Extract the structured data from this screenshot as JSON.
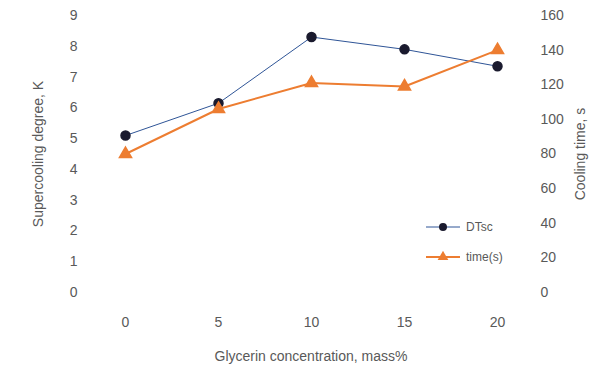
{
  "chart_data": {
    "type": "line",
    "categories": [
      "0",
      "5",
      "10",
      "15",
      "20"
    ],
    "x_label": "Glycerin concentration, mass%",
    "y_label": "Supercooling degree, K",
    "y2_label": "Cooling time, s",
    "ylim": [
      0,
      9
    ],
    "yticks": [
      0,
      1,
      2,
      3,
      4,
      5,
      6,
      7,
      8,
      9
    ],
    "y2lim": [
      0,
      160
    ],
    "y2ticks": [
      0,
      20,
      40,
      60,
      80,
      100,
      120,
      140,
      160
    ],
    "grid": false,
    "legend": "lower right",
    "series": [
      {
        "name": "DTsc",
        "color": "#2f5597",
        "marker": "circle",
        "values": [
          5.1,
          6.15,
          8.3,
          7.9,
          7.35
        ]
      },
      {
        "name": "time(s)",
        "color": "#ed7d31",
        "marker": "triangle",
        "axis": "y2",
        "values": [
          80,
          106,
          121,
          119,
          140
        ]
      }
    ]
  }
}
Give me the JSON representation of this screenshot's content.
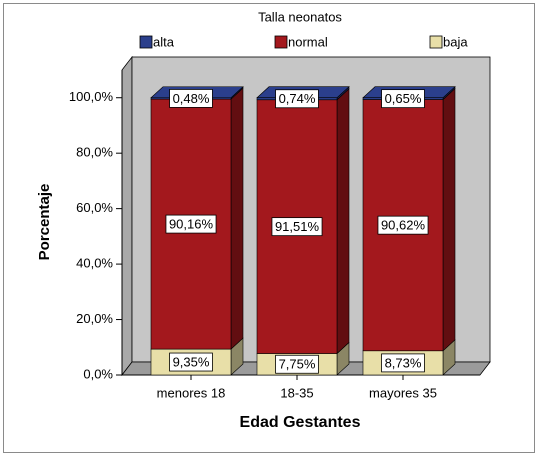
{
  "chart_data": {
    "type": "bar3d_stacked",
    "legend_title": "Talla neonatos",
    "categories": [
      "menores 18",
      "18-35",
      "mayores 35"
    ],
    "series": [
      {
        "name": "baja",
        "color": "#e8dfa8",
        "values": [
          9.35,
          7.75,
          8.73
        ],
        "value_labels": [
          "9,35%",
          "7,75%",
          "8,73%"
        ]
      },
      {
        "name": "normal",
        "color": "#a3181d",
        "values": [
          90.16,
          91.51,
          90.62
        ],
        "value_labels": [
          "90,16%",
          "91,51%",
          "90,62%"
        ]
      },
      {
        "name": "alta",
        "color": "#2b3f8c",
        "values": [
          0.48,
          0.74,
          0.65
        ],
        "value_labels": [
          "0,48%",
          "0,74%",
          "0,65%"
        ]
      }
    ],
    "legend_order": [
      "alta",
      "normal",
      "baja"
    ],
    "xlabel": "Edad Gestantes",
    "ylabel": "Porcentaje",
    "ylim": [
      0,
      110
    ],
    "yticks": [
      {
        "value": 0,
        "label": "0,0%"
      },
      {
        "value": 20,
        "label": "20,0%"
      },
      {
        "value": 40,
        "label": "40,0%"
      },
      {
        "value": 60,
        "label": "60,0%"
      },
      {
        "value": 80,
        "label": "80,0%"
      },
      {
        "value": 100,
        "label": "100,0%"
      }
    ]
  }
}
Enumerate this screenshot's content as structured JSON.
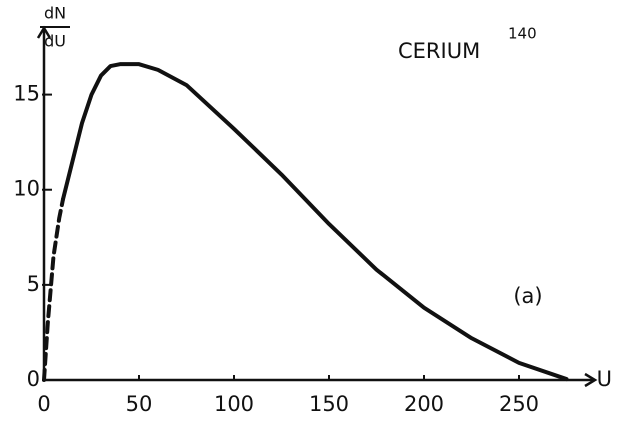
{
  "chart_data": {
    "type": "line",
    "title": "CERIUM",
    "title_superscript": "140",
    "ylabel_numerator": "dN",
    "ylabel_denominator": "dU",
    "xlabel": "U",
    "annotation": "(a)",
    "x": [
      0,
      2,
      5,
      8,
      10,
      15,
      20,
      25,
      30,
      35,
      40,
      50,
      60,
      75,
      100,
      125,
      150,
      175,
      200,
      225,
      250,
      275
    ],
    "series": [
      {
        "color": "#111111",
        "dashed": true,
        "values": [
          0,
          3,
          6.5,
          8.5,
          9.5,
          null,
          null,
          null,
          null,
          null,
          null,
          null,
          null,
          null,
          null,
          null,
          null,
          null,
          null,
          null,
          null,
          null
        ]
      },
      {
        "color": "#111111",
        "dashed": false,
        "values": [
          null,
          null,
          null,
          null,
          9.5,
          11.5,
          13.5,
          15,
          16,
          16.5,
          16.6,
          16.6,
          16.3,
          15.5,
          13.2,
          10.8,
          8.2,
          5.8,
          3.8,
          2.2,
          0.9,
          0.05
        ]
      }
    ],
    "xlim": [
      0,
      290
    ],
    "xticks": [
      0,
      50,
      100,
      150,
      200,
      250
    ],
    "ylim": [
      0,
      18.5
    ],
    "yticks": [
      0,
      5,
      10,
      15
    ],
    "grid": false
  }
}
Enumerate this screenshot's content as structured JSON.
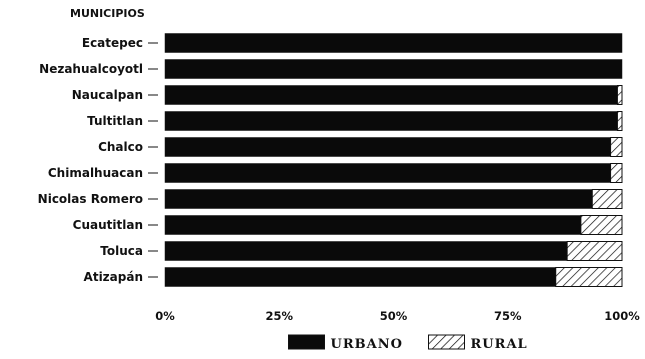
{
  "chart_data": {
    "type": "bar",
    "orientation": "horizontal",
    "stacked": true,
    "ylabel": "MUNICIPIOS",
    "categories": [
      "Ecatepec",
      "Nezahualcoyotl",
      "Naucalpan",
      "Tultitlan",
      "Chalco",
      "Chimalhuacan",
      "Nicolas Romero",
      "Cuautitlan",
      "Toluca",
      "Atizapán"
    ],
    "series": [
      {
        "name": "URBANO",
        "values": [
          100,
          100,
          99,
          99,
          97.5,
          97.5,
          93.5,
          91,
          88,
          85.5
        ],
        "color": "#0a0a0a",
        "pattern": "solid"
      },
      {
        "name": "RURAL",
        "values": [
          0,
          0,
          1,
          1,
          2.5,
          2.5,
          6.5,
          9,
          12,
          14.5
        ],
        "color": "#ffffff",
        "pattern": "hatched"
      }
    ],
    "xticks": [
      "0%",
      "25%",
      "50%",
      "75%",
      "100%"
    ],
    "xlim": [
      0,
      100
    ],
    "grid": false,
    "legend_position": "bottom-center"
  }
}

+++++

Reproduce every record word for word. The copy must contain no pictures.

__Result__:
Extract the structured data from this screenshot as JSON.
{
  "chart_data": {
    "type": "line",
    "categories": [
      "0",
      "5",
      "10",
      "15",
      "20"
    ],
    "x_label": "Glycerin concentration, mass%",
    "y_label": "Supercooling degree, K",
    "y2_label": "Cooling time, s",
    "ylim": [
      0,
      9
    ],
    "yticks": [
      0,
      1,
      2,
      3,
      4,
      5,
      6,
      7,
      8,
      9
    ],
    "y2lim": [
      0,
      160
    ],
    "y2ticks": [
      0,
      20,
      40,
      60,
      80,
      100,
      120,
      140,
      160
    ],
    "grid": false,
    "legend": "lower right",
    "series": [
      {
        "name": "DTsc",
        "color": "#2f5597",
        "marker": "circle",
        "values": [
          5.1,
          6.15,
          8.3,
          7.9,
          7.35
        ]
      },
      {
        "name": "time(s)",
        "color": "#ed7d31",
        "marker": "triangle",
        "axis": "y2",
        "values": [
          80,
          106,
          121,
          119,
          140
        ]
      }
    ]
  }
}
Give me the JSON representation of this screenshot's content.
{
  "chart_data": {
    "type": "bar3d_stacked",
    "legend_title": "Talla neonatos",
    "categories": [
      "menores 18",
      "18-35",
      "mayores 35"
    ],
    "series": [
      {
        "name": "baja",
        "color": "#e8dfa8",
        "values": [
          9.35,
          7.75,
          8.73
        ],
        "value_labels": [
          "9,35%",
          "7,75%",
          "8,73%"
        ]
      },
      {
        "name": "normal",
        "color": "#a3181d",
        "values": [
          90.16,
          91.51,
          90.62
        ],
        "value_labels": [
          "90,16%",
          "91,51%",
          "90,62%"
        ]
      },
      {
        "name": "alta",
        "color": "#2b3f8c",
        "values": [
          0.48,
          0.74,
          0.65
        ],
        "value_labels": [
          "0,48%",
          "0,74%",
          "0,65%"
        ]
      }
    ],
    "legend_order": [
      "alta",
      "normal",
      "baja"
    ],
    "xlabel": "Edad Gestantes",
    "ylabel": "Porcentaje",
    "ylim": [
      0,
      110
    ],
    "yticks": [
      {
        "value": 0,
        "label": "0,0%"
      },
      {
        "value": 20,
        "label": "20,0%"
      },
      {
        "value": 40,
        "label": "40,0%"
      },
      {
        "value": 60,
        "label": "60,0%"
      },
      {
        "value": 80,
        "label": "80,0%"
      },
      {
        "value": 100,
        "label": "100,0%"
      }
    ]
  }
}
Enumerate this screenshot's content as structured JSON.
{
  "chart_data": {
    "type": "line",
    "title": "CERIUM",
    "title_superscript": "140",
    "ylabel_numerator": "dN",
    "ylabel_denominator": "dU",
    "xlabel": "U",
    "annotation": "(a)",
    "x": [
      0,
      2,
      5,
      8,
      10,
      15,
      20,
      25,
      30,
      35,
      40,
      50,
      60,
      75,
      100,
      125,
      150,
      175,
      200,
      225,
      250,
      275
    ],
    "series": [
      {
        "color": "#111111",
        "dashed": true,
        "values": [
          0,
          3,
          6.5,
          8.5,
          9.5,
          null,
          null,
          null,
          null,
          null,
          null,
          null,
          null,
          null,
          null,
          null,
          null,
          null,
          null,
          null,
          null,
          null
        ]
      },
      {
        "color": "#111111",
        "dashed": false,
        "values": [
          null,
          null,
          null,
          null,
          9.5,
          11.5,
          13.5,
          15,
          16,
          16.5,
          16.6,
          16.6,
          16.3,
          15.5,
          13.2,
          10.8,
          8.2,
          5.8,
          3.8,
          2.2,
          0.9,
          0.05
        ]
      }
    ],
    "xlim": [
      0,
      290
    ],
    "xticks": [
      0,
      50,
      100,
      150,
      200,
      250
    ],
    "ylim": [
      0,
      18.5
    ],
    "yticks": [
      0,
      5,
      10,
      15
    ],
    "grid": false
  }
}
Enumerate this screenshot's content as structured JSON.
{
  "chart_data": {
    "type": "bar",
    "orientation": "horizontal",
    "stacked": true,
    "ylabel": "MUNICIPIOS",
    "categories": [
      "Ecatepec",
      "Nezahualcoyotl",
      "Naucalpan",
      "Tultitlan",
      "Chalco",
      "Chimalhuacan",
      "Nicolas Romero",
      "Cuautitlan",
      "Toluca",
      "Atizapán"
    ],
    "series": [
      {
        "name": "URBANO",
        "values": [
          100,
          100,
          99,
          99,
          97.5,
          97.5,
          93.5,
          91,
          88,
          85.5
        ],
        "color": "#0a0a0a",
        "pattern": "solid"
      },
      {
        "name": "RURAL",
        "values": [
          0,
          0,
          1,
          1,
          2.5,
          2.5,
          6.5,
          9,
          12,
          14.5
        ],
        "color": "#ffffff",
        "pattern": "hatched"
      }
    ],
    "xticks": [
      "0%",
      "25%",
      "50%",
      "75%",
      "100%"
    ],
    "xlim": [
      0,
      100
    ],
    "grid": false,
    "legend_position": "bottom-center"
  }
}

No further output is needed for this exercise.